EXERCISE DETAILS: Determine which lines contain the word "that", then copy those lines.
○ ○ ○ ○ ○ ○ ○
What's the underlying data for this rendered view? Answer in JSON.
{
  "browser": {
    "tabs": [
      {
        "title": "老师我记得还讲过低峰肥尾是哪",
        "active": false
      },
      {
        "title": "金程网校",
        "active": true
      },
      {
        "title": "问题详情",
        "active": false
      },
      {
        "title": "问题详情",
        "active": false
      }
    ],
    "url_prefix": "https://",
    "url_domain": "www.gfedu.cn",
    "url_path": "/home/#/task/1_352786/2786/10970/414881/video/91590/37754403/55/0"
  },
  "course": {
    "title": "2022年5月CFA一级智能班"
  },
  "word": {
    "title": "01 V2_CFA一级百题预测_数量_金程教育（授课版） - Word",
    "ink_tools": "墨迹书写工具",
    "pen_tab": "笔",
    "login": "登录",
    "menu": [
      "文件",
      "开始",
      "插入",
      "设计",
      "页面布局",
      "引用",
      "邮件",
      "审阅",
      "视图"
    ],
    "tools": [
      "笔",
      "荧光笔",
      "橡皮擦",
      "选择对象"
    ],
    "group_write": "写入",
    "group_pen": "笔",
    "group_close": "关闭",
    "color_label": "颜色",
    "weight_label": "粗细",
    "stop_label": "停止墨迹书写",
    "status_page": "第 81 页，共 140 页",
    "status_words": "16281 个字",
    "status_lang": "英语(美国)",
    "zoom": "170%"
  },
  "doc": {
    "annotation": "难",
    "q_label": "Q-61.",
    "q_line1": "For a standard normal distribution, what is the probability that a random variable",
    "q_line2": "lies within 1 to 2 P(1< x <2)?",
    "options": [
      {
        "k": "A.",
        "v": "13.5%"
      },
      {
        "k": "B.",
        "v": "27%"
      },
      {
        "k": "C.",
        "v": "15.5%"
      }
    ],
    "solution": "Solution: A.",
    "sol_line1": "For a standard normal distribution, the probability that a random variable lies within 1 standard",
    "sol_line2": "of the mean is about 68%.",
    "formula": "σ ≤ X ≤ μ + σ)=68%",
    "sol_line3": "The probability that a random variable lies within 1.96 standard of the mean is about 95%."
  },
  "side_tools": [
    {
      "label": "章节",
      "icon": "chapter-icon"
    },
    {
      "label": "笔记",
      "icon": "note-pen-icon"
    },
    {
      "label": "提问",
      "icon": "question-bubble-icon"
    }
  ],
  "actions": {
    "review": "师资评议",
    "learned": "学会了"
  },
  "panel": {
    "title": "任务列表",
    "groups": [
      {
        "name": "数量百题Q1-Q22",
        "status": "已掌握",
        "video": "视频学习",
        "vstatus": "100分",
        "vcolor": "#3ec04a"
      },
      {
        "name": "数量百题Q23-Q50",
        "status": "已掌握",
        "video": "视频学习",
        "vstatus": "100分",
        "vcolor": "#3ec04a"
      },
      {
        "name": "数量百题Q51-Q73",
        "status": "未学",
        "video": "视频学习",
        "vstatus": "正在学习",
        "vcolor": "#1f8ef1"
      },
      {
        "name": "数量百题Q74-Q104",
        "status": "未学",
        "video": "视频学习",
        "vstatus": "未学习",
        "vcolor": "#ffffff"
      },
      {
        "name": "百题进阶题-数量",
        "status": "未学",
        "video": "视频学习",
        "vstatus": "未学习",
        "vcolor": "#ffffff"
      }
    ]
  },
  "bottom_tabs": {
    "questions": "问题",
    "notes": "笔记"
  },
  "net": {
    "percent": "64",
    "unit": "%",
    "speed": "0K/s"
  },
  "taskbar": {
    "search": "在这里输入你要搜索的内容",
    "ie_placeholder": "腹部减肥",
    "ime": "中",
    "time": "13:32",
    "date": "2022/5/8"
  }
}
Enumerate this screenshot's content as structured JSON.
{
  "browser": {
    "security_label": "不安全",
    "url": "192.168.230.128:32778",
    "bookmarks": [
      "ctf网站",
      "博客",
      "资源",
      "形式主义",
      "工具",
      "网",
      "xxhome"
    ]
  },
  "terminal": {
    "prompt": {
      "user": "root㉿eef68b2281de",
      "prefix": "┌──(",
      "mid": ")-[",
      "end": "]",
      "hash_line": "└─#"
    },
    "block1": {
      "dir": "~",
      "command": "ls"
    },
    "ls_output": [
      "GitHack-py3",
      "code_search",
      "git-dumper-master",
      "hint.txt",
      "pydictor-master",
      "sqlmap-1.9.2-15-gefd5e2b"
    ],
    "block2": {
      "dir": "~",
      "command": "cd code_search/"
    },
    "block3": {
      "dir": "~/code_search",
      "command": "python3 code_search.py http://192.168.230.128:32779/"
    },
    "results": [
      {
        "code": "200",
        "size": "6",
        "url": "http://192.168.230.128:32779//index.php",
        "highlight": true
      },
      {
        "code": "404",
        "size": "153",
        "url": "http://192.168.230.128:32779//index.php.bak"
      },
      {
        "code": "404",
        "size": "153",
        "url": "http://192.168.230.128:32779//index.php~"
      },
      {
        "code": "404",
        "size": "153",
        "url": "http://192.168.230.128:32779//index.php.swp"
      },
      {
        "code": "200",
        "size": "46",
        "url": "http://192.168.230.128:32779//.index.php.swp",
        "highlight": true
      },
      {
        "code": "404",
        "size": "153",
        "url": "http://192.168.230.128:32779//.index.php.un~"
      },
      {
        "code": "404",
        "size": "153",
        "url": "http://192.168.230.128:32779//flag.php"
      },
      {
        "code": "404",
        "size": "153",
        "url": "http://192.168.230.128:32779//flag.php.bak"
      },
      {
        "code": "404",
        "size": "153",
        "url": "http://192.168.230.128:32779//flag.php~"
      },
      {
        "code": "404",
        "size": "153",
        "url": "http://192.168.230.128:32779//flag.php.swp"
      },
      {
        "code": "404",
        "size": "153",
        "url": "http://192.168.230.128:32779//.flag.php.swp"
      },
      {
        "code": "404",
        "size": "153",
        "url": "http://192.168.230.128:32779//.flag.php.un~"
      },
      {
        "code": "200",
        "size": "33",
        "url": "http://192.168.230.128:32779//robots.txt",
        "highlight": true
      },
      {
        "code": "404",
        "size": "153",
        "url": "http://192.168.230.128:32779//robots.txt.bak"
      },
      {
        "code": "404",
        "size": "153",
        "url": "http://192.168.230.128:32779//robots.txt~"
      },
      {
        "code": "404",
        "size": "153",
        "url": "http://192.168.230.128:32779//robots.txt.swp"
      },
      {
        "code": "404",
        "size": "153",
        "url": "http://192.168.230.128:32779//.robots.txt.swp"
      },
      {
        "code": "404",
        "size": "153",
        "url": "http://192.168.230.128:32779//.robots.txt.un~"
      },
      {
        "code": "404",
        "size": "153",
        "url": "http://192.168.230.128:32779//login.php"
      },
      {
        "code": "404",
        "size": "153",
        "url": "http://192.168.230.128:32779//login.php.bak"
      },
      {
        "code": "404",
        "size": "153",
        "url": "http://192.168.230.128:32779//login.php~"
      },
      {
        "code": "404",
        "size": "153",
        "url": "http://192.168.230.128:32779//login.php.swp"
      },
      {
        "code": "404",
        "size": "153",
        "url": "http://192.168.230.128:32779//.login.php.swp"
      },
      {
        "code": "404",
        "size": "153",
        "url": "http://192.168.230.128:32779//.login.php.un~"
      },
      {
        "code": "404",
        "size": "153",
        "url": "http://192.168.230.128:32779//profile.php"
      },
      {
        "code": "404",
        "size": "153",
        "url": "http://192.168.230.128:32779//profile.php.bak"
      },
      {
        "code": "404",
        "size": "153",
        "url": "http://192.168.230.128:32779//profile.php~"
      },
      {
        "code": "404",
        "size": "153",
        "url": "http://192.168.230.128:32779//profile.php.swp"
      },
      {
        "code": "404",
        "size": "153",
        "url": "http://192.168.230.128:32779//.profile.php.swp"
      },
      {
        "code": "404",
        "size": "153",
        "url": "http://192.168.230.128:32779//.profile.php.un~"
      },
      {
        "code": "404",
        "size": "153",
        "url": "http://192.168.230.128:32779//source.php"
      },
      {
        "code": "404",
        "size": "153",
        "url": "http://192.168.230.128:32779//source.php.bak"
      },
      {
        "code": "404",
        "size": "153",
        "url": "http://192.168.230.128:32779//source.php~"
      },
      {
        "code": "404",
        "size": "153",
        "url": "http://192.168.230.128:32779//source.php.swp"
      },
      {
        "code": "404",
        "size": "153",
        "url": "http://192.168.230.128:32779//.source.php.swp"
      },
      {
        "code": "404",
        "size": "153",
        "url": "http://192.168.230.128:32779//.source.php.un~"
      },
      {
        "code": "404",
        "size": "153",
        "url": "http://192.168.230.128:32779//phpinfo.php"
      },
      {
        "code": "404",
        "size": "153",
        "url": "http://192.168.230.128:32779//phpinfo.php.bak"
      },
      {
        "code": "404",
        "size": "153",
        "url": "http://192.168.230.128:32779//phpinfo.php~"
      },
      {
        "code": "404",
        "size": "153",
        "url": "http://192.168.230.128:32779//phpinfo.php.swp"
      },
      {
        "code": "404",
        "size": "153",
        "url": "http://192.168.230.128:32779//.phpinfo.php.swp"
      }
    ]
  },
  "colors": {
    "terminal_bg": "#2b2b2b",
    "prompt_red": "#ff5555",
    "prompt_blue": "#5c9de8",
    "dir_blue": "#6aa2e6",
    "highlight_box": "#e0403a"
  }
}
○ ○ ○ ○ ○ ○ ○
SOLUTION FOR THIS PROBLEM:
    "q_line1": "For a standard normal distribution, what is the probability that a random variable",
    "sol_line1": "For a standard normal distribution, the probability that a random variable lies within 1 standard",
    "sol_line3": "The probability that a random variable lies within 1.96 standard of the mean is about 95%."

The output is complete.